• Stated goal
Copy out each line exactly as it appears.
====
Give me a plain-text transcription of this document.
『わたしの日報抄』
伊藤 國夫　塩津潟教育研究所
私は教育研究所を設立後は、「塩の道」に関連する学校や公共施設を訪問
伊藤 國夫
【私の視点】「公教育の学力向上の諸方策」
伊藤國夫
====
• Solution to this task
Give me a plain-text transcription of this document.
『わたしの日報抄』
伊藤 國夫　塩津潟教育研究所
私は教育研究所を設立後は、「塩の道」に関連する学校や公共施設を訪問
伊藤 國夫
【私の視点】「公教育の学力向上の諸方策」
伊藤國夫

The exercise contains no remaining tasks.